Continue the text on Chevron and normative canons with the next part, starting after its last sentence.

— start of SELECTED EXCERPT —

At the same time, a rule eliminating the judicial role in policing the application of normative canons after Chevron fails to recognize the unreliability of the agency contribution, especially in protecting values which are systemically underenforced. Such a rule removes incentives for agencies to account for such norms and constitutes, as a practical matter, a determination that certain important public values need not be consistently reflected in public policy.

Part III therefore concludes that the goals of both normative canons and Chevron require a contextual analysis--an institutionally sensitive framework that takes into account the particularity of governing doctrine and actual agency behavior in each case.

— end of SELECTED EXCERPT —
— start of DATA LISTING —

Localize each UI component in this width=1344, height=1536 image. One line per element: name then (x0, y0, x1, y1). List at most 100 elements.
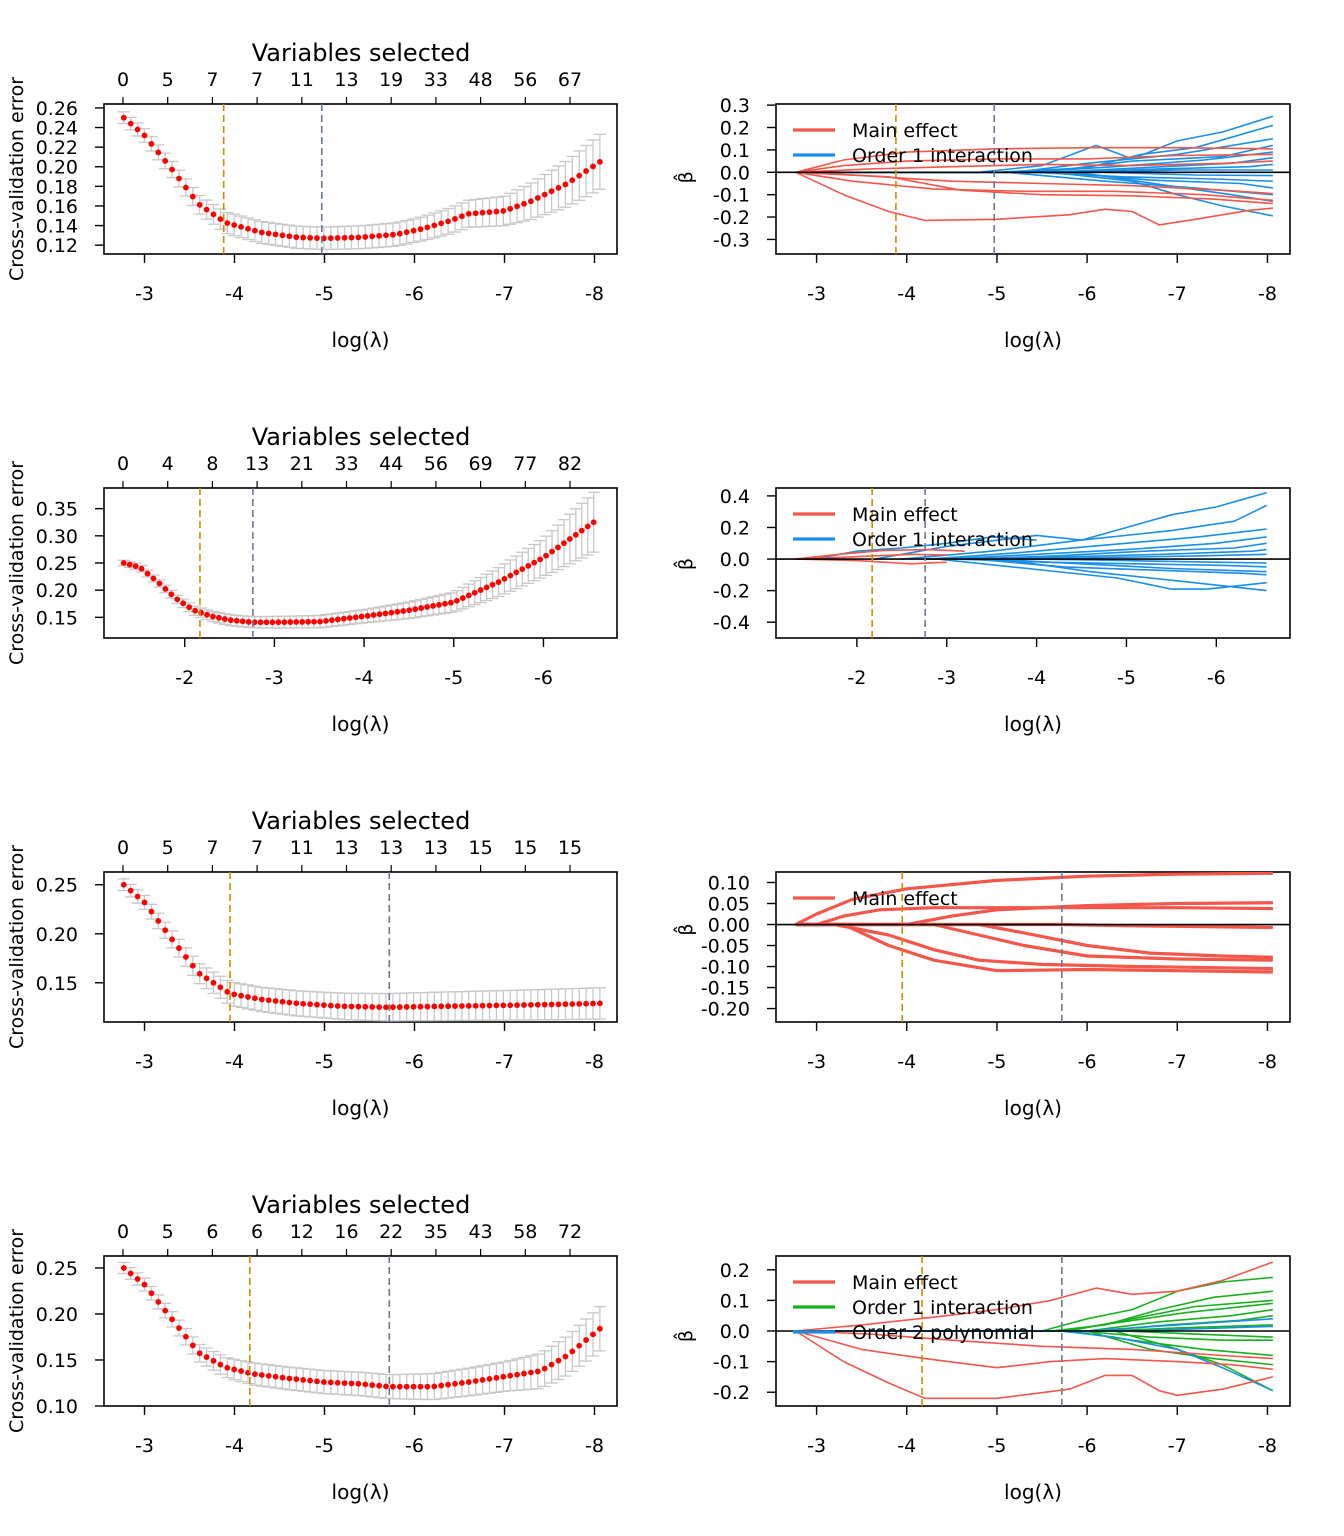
x-axis-label: log(λ) (1004, 328, 1062, 352)
x-tick-label: -5 (315, 1051, 334, 1073)
cv-point (383, 1004, 389, 1010)
cv-point (218, 984, 224, 990)
cv-point (176, 945, 182, 951)
y-tick-label: 0.20 (36, 157, 78, 179)
cv-point (585, 524, 591, 530)
cv-point (197, 971, 203, 977)
cv-point (222, 616, 228, 622)
x-tick-label: -8 (1258, 283, 1277, 305)
cv-point (176, 176, 182, 182)
x-axis-label: log(λ) (332, 1096, 390, 1120)
top-tick-label: 6 (251, 1221, 263, 1243)
legend-label: Main effect (852, 1272, 958, 1294)
cv-point (204, 1354, 210, 1360)
cv-point (535, 195, 541, 201)
cv-point (174, 596, 180, 602)
cv-point (418, 1004, 424, 1010)
y-tick-label: 0.1 (720, 140, 750, 162)
y-tick-label: 0.35 (36, 499, 78, 521)
cv-plot-3: -3 -4 -5 -6 -7 -80.150.200.25log(λ)Variables … (6, 807, 617, 1120)
top-tick-label: 7 (206, 69, 218, 91)
cv-point (487, 209, 493, 215)
cv-point (507, 206, 513, 212)
cv-point (438, 1003, 444, 1009)
top-tick-label: 67 (558, 69, 582, 91)
x-tick-label: -3 (135, 1051, 154, 1073)
cv-point (513, 569, 519, 575)
top-tick-label: 22 (379, 1221, 403, 1243)
cv-point (335, 1380, 341, 1386)
x-tick-label: -6 (405, 283, 424, 305)
cv-point (204, 975, 210, 981)
y-tick-label: -0.1 (713, 1352, 750, 1374)
x-axis-label: log(λ) (332, 1480, 390, 1504)
legend-label: Main effect (852, 120, 958, 142)
cv-point (445, 218, 451, 224)
cv-point (149, 141, 155, 147)
cv-point (155, 918, 161, 924)
cv-point (466, 1379, 472, 1385)
top-tick-label: 0 (117, 453, 129, 475)
y-tick-label: 0.14 (36, 216, 78, 238)
cv-point (397, 231, 403, 237)
x-tick-label: -7 (1168, 1435, 1187, 1457)
coef-plot-3: -3 -4 -5 -6 -7 -8-0.20-0.15-0.10-0.050.000.05… (673, 872, 1290, 1120)
cv-point (452, 1003, 458, 1009)
top-tick-label: 11 (290, 837, 314, 859)
cv-point (494, 1003, 500, 1009)
cv-plot-title: Variables selected (252, 1191, 471, 1219)
cv-point (459, 1003, 465, 1009)
top-tick-label: 5 (162, 837, 174, 859)
cv-point (549, 1002, 555, 1008)
cv-point (198, 610, 204, 616)
cv-point (323, 618, 329, 624)
cv-point (293, 619, 299, 625)
cv-point (356, 1004, 362, 1010)
top-tick-label: 13 (245, 453, 269, 475)
x-tick-label: -6 (1078, 1051, 1097, 1073)
x-tick-label: -4 (225, 283, 244, 305)
cv-point (180, 600, 186, 606)
cv-point (169, 167, 175, 173)
cv-point (155, 150, 161, 156)
y-tick-label: 0.10 (36, 1396, 78, 1418)
x-axis-label: log(λ) (332, 328, 390, 352)
cv-point (190, 194, 196, 200)
cv-point (543, 553, 549, 559)
cv-point (487, 1376, 493, 1382)
cv-point (359, 614, 365, 620)
cv-point (157, 581, 163, 587)
cv-point (590, 1331, 596, 1337)
y-tick-label: 0.18 (36, 176, 78, 198)
y-tick-label: -0.20 (701, 999, 750, 1021)
y-tick-label: 0.3 (720, 95, 750, 117)
cv-point (287, 619, 293, 625)
top-tick-label: 0 (117, 1221, 129, 1243)
cv-point (356, 234, 362, 240)
cv-point (275, 619, 281, 625)
top-tick-label: 5 (162, 69, 174, 91)
cv-point (204, 612, 210, 618)
cv-point (149, 909, 155, 915)
y-tick-label: -0.3 (713, 229, 750, 251)
legend-label: Order 1 interaction (852, 145, 1033, 167)
cv-point (135, 127, 141, 133)
cv-point (314, 235, 320, 241)
top-tick-label: 7 (206, 837, 218, 859)
cv-point (406, 607, 412, 613)
x-tick-label: -7 (495, 283, 514, 305)
cv-point (335, 617, 341, 623)
cv-point (528, 1370, 534, 1376)
cv-point (293, 1376, 299, 1382)
cv-point (321, 1379, 327, 1385)
cv-point (183, 954, 189, 960)
cv-point (563, 182, 569, 188)
cv-point (246, 619, 252, 625)
top-tick-label: 43 (469, 1221, 493, 1243)
cv-point (365, 613, 371, 619)
cv-point (228, 617, 234, 623)
x-tick-label: -4 (897, 283, 916, 305)
top-tick-label: 48 (469, 69, 493, 91)
cv-point (162, 927, 168, 933)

— end of DATA LISTING —

• _ANSWER_
Part IV argues that such a framework exists in the reasonableness inquiry of Chevron's second step. Specifically, it contends that courts should consider every agency action otherwise deserving of Chevron analysis, whether it implicates the values underlying normative canons, within Chevron s two-step framework. If the statute proves ambiguous under the standard judicial step-one analysis, courts should consider the background values animating the canons in its determination of the agency interpretation's reasonableness--an inquiry already structured to vindicate a host of extrastatutory norms. Pursuant to this analysis, courts should determine whether an agency policy sufficiently reflects the background norm--if in a particular case the agency's expertise, decision process, and substantive outcome point to a satisfactory resolution of norm balancing--or whether courts should intercede and apply the default rule. If courts find that an agency has overstepped its bounds, the judicial inquiry should cease. Unlike independent judicial canon application, courts could no longer proceed to...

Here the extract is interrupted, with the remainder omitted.